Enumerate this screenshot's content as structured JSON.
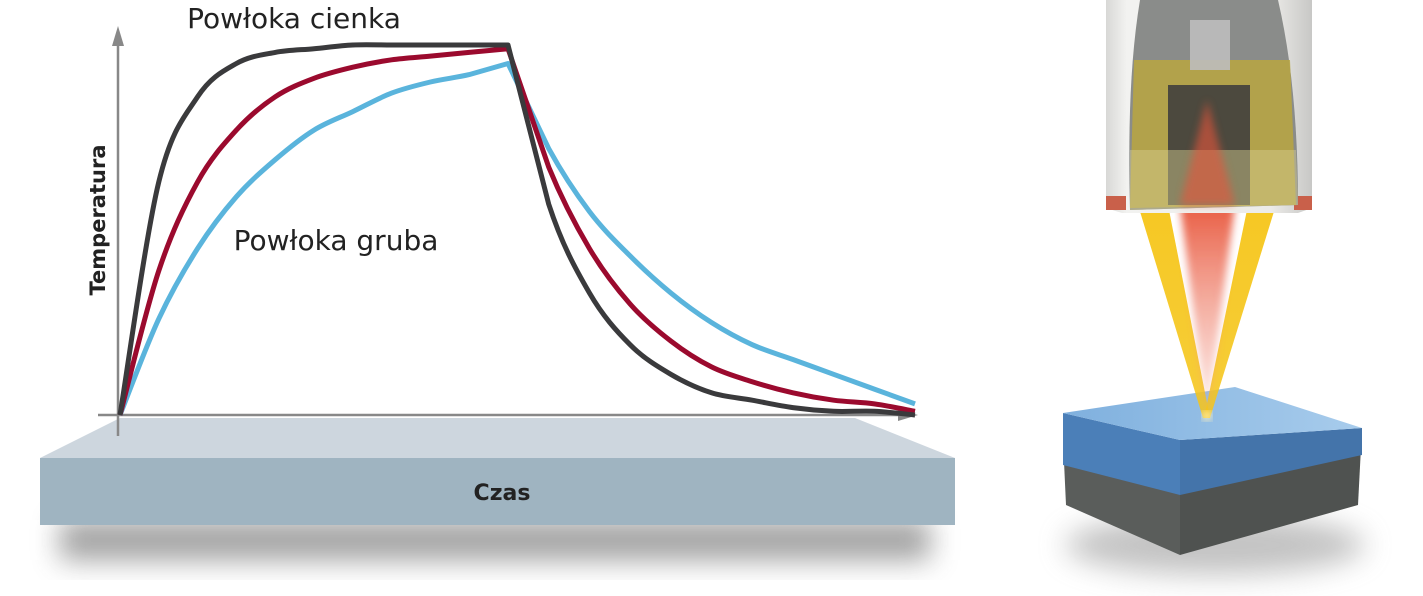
{
  "labels": {
    "thin_coating": "Powłoka cienka",
    "thick_coating": "Powłoka gruba",
    "y_axis": "Temperatura",
    "x_axis": "Czas"
  },
  "chart_data": {
    "type": "line",
    "xlabel": "Czas",
    "ylabel": "Temperatura",
    "x": [
      0,
      0.1,
      0.2,
      0.3,
      0.4,
      0.5,
      0.6,
      0.7,
      0.8,
      0.9,
      1.0,
      1.1,
      1.2,
      1.3,
      1.4,
      1.5,
      1.6,
      1.7,
      1.8,
      1.9,
      2.0
    ],
    "xlim": [
      0,
      2
    ],
    "ylim": [
      0,
      1
    ],
    "grid": false,
    "ticks": false,
    "series": [
      {
        "name": "Powłoka cienka",
        "color": "#3a3a3c",
        "values": [
          0,
          0.63,
          0.86,
          0.95,
          0.98,
          0.99,
          1,
          1,
          1,
          1,
          1,
          0.57,
          0.33,
          0.19,
          0.11,
          0.06,
          0.04,
          0.02,
          0.01,
          0.01,
          0
        ]
      },
      {
        "color": "#9b0a2e",
        "values": [
          0,
          0.39,
          0.63,
          0.77,
          0.86,
          0.91,
          0.94,
          0.96,
          0.97,
          0.98,
          0.99,
          0.67,
          0.45,
          0.3,
          0.2,
          0.13,
          0.09,
          0.06,
          0.04,
          0.03,
          0.01
        ]
      },
      {
        "name": "Powłoka gruba",
        "color": "#5ab4dc",
        "values": [
          0,
          0.26,
          0.45,
          0.59,
          0.69,
          0.77,
          0.82,
          0.87,
          0.9,
          0.92,
          0.95,
          0.72,
          0.55,
          0.43,
          0.33,
          0.25,
          0.19,
          0.15,
          0.11,
          0.07,
          0.03
        ]
      }
    ]
  },
  "colors": {
    "plate_top": "#cdd6de",
    "plate_front": "#9fb4c1",
    "coating": "#5b95cf",
    "substrate": "#575a58",
    "heating_beam": "#f5c518",
    "detector_beam": "#e8553a"
  }
}
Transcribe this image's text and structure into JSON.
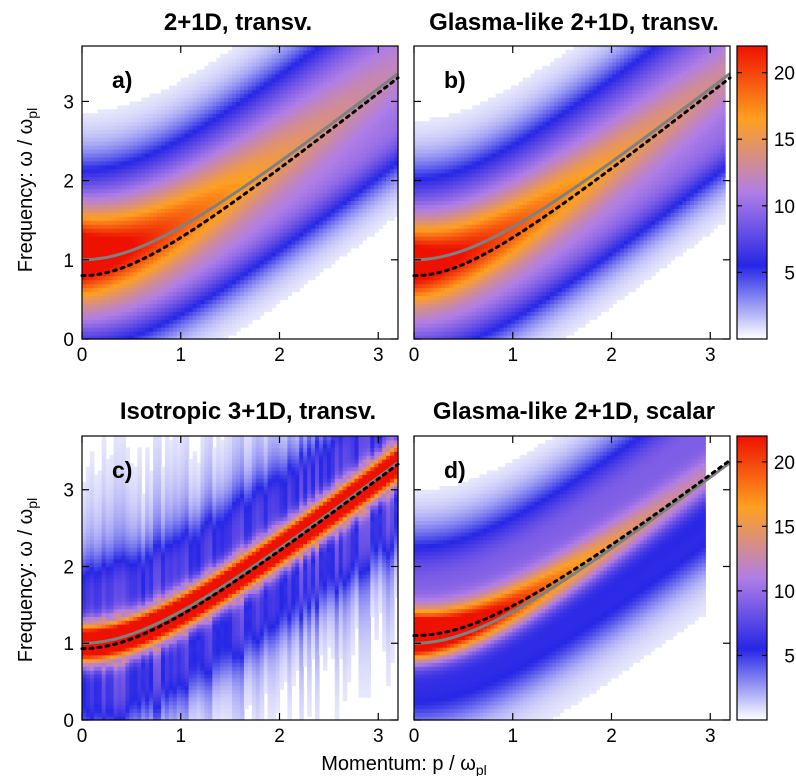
{
  "chart_data": {
    "type": "heatmap",
    "xlabel": {
      "text": "Momentum:  p / ω",
      "sub": "pl"
    },
    "ylabel": {
      "text": "Frequency:  ω / ω",
      "sub": "pl"
    },
    "xlim": [
      0,
      3.2
    ],
    "ylim": [
      0,
      3.7
    ],
    "xticks": [
      0,
      1,
      2,
      3
    ],
    "yticks": [
      0,
      1,
      2,
      3
    ],
    "colorbar": {
      "range": [
        0,
        22
      ],
      "ticks": [
        5,
        10,
        15,
        20
      ],
      "colors": [
        "#ffffff",
        "#2626e6",
        "#b07ee6",
        "#ffa020",
        "#ee1100"
      ]
    },
    "curves": {
      "solid": {
        "name": "",
        "color": "#808080",
        "style": "solid"
      },
      "dotted": {
        "name": "",
        "color": "#000000",
        "style": "dotted"
      }
    },
    "panels": [
      {
        "id": "a",
        "label": "a)",
        "title": "2+1D,  transv.",
        "p_max": 3.2,
        "solid_mass": 1.0,
        "dotted_mass": 0.8,
        "ridge_mass": 1.05,
        "ridge_peak": 18,
        "ridge_decay": 2.2,
        "ridge_width": 0.38,
        "lower_band": 0.55,
        "lower_amp": 6,
        "upper_band": 0.62,
        "upper_amp": 5,
        "noise": 0.0
      },
      {
        "id": "b",
        "label": "b)",
        "title": "Glasma-like 2+1D,  transv.",
        "p_max": 3.15,
        "solid_mass": 1.0,
        "dotted_mass": 0.8,
        "ridge_mass": 0.95,
        "ridge_peak": 17,
        "ridge_decay": 2.6,
        "ridge_width": 0.36,
        "lower_band": 0.55,
        "lower_amp": 6,
        "upper_band": 0.62,
        "upper_amp": 5,
        "noise": 0.0
      },
      {
        "id": "c",
        "label": "c)",
        "title": "Isotropic 3+1D,  transv.",
        "p_max": 3.2,
        "solid_mass": 1.0,
        "dotted_mass": 0.93,
        "ridge_mass": 1.0,
        "ridge_peak": 26,
        "ridge_decay": 100,
        "ridge_width": 0.18,
        "lower_band": 0.45,
        "lower_amp": 2.5,
        "upper_band": 0.45,
        "upper_amp": 2.5,
        "noise": 1.0
      },
      {
        "id": "d",
        "label": "d)",
        "title": "Glasma-like 2+1D,  scalar",
        "p_max": 2.95,
        "solid_mass": 1.0,
        "dotted_mass": 1.1,
        "ridge_mass": 1.1,
        "ridge_peak": 24,
        "ridge_decay": 1.6,
        "ridge_width": 0.22,
        "lower_band": 0.45,
        "lower_amp": 3,
        "upper_band": 0.72,
        "upper_amp": 6,
        "noise": 0.0
      }
    ]
  }
}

## INSTRUCTION
Omit the pictures and reproduce the listing exactly.

## SOLUTION FOR THIS PROBLEM
Enumerate this screenshot's content as structured JSON.
{
  "labels": {
    "thin_coating": "Powłoka cienka",
    "thick_coating": "Powłoka gruba",
    "y_axis": "Temperatura",
    "x_axis": "Czas"
  },
  "chart_data": {
    "type": "line",
    "xlabel": "Czas",
    "ylabel": "Temperatura",
    "x": [
      0,
      0.1,
      0.2,
      0.3,
      0.4,
      0.5,
      0.6,
      0.7,
      0.8,
      0.9,
      1.0,
      1.1,
      1.2,
      1.3,
      1.4,
      1.5,
      1.6,
      1.7,
      1.8,
      1.9,
      2.0
    ],
    "xlim": [
      0,
      2
    ],
    "ylim": [
      0,
      1
    ],
    "grid": false,
    "ticks": false,
    "series": [
      {
        "name": "Powłoka cienka",
        "color": "#3a3a3c",
        "values": [
          0,
          0.63,
          0.86,
          0.95,
          0.98,
          0.99,
          1,
          1,
          1,
          1,
          1,
          0.57,
          0.33,
          0.19,
          0.11,
          0.06,
          0.04,
          0.02,
          0.01,
          0.01,
          0
        ]
      },
      {
        "color": "#9b0a2e",
        "values": [
          0,
          0.39,
          0.63,
          0.77,
          0.86,
          0.91,
          0.94,
          0.96,
          0.97,
          0.98,
          0.99,
          0.67,
          0.45,
          0.3,
          0.2,
          0.13,
          0.09,
          0.06,
          0.04,
          0.03,
          0.01
        ]
      },
      {
        "name": "Powłoka gruba",
        "color": "#5ab4dc",
        "values": [
          0,
          0.26,
          0.45,
          0.59,
          0.69,
          0.77,
          0.82,
          0.87,
          0.9,
          0.92,
          0.95,
          0.72,
          0.55,
          0.43,
          0.33,
          0.25,
          0.19,
          0.15,
          0.11,
          0.07,
          0.03
        ]
      }
    ]
  },
  "colors": {
    "plate_top": "#cdd6de",
    "plate_front": "#9fb4c1",
    "coating": "#5b95cf",
    "substrate": "#575a58",
    "heating_beam": "#f5c518",
    "detector_beam": "#e8553a"
  }
}
Transcribe this image's text and structure into JSON.
{
  "chart_data": {
    "type": "heatmap",
    "xlabel": {
      "text": "Momentum:  p / ω",
      "sub": "pl"
    },
    "ylabel": {
      "text": "Frequency:  ω / ω",
      "sub": "pl"
    },
    "xlim": [
      0,
      3.2
    ],
    "ylim": [
      0,
      3.7
    ],
    "xticks": [
      0,
      1,
      2,
      3
    ],
    "yticks": [
      0,
      1,
      2,
      3
    ],
    "colorbar": {
      "range": [
        0,
        22
      ],
      "ticks": [
        5,
        10,
        15,
        20
      ],
      "colors": [
        "#ffffff",
        "#2626e6",
        "#b07ee6",
        "#ffa020",
        "#ee1100"
      ]
    },
    "curves": {
      "solid": {
        "name": "",
        "color": "#808080",
        "style": "solid"
      },
      "dotted": {
        "name": "",
        "color": "#000000",
        "style": "dotted"
      }
    },
    "panels": [
      {
        "id": "a",
        "label": "a)",
        "title": "2+1D,  transv.",
        "p_max": 3.2,
        "solid_mass": 1.0,
        "dotted_mass": 0.8,
        "ridge_mass": 1.05,
        "ridge_peak": 18,
        "ridge_decay": 2.2,
        "ridge_width": 0.38,
        "lower_band": 0.55,
        "lower_amp": 6,
        "upper_band": 0.62,
        "upper_amp": 5,
        "noise": 0.0
      },
      {
        "id": "b",
        "label": "b)",
        "title": "Glasma-like 2+1D,  transv.",
        "p_max": 3.15,
        "solid_mass": 1.0,
        "dotted_mass": 0.8,
        "ridge_mass": 0.95,
        "ridge_peak": 17,
        "ridge_decay": 2.6,
        "ridge_width": 0.36,
        "lower_band": 0.55,
        "lower_amp": 6,
        "upper_band": 0.62,
        "upper_amp": 5,
        "noise": 0.0
      },
      {
        "id": "c",
        "label": "c)",
        "title": "Isotropic 3+1D,  transv.",
        "p_max": 3.2,
        "solid_mass": 1.0,
        "dotted_mass": 0.93,
        "ridge_mass": 1.0,
        "ridge_peak": 26,
        "ridge_decay": 100,
        "ridge_width": 0.18,
        "lower_band": 0.45,
        "lower_amp": 2.5,
        "upper_band": 0.45,
        "upper_amp": 2.5,
        "noise": 1.0
      },
      {
        "id": "d",
        "label": "d)",
        "title": "Glasma-like 2+1D,  scalar",
        "p_max": 2.95,
        "solid_mass": 1.0,
        "dotted_mass": 1.1,
        "ridge_mass": 1.1,
        "ridge_peak": 24,
        "ridge_decay": 1.6,
        "ridge_width": 0.22,
        "lower_band": 0.45,
        "lower_amp": 3,
        "upper_band": 0.72,
        "upper_amp": 6,
        "noise": 0.0
      }
    ]
  }
}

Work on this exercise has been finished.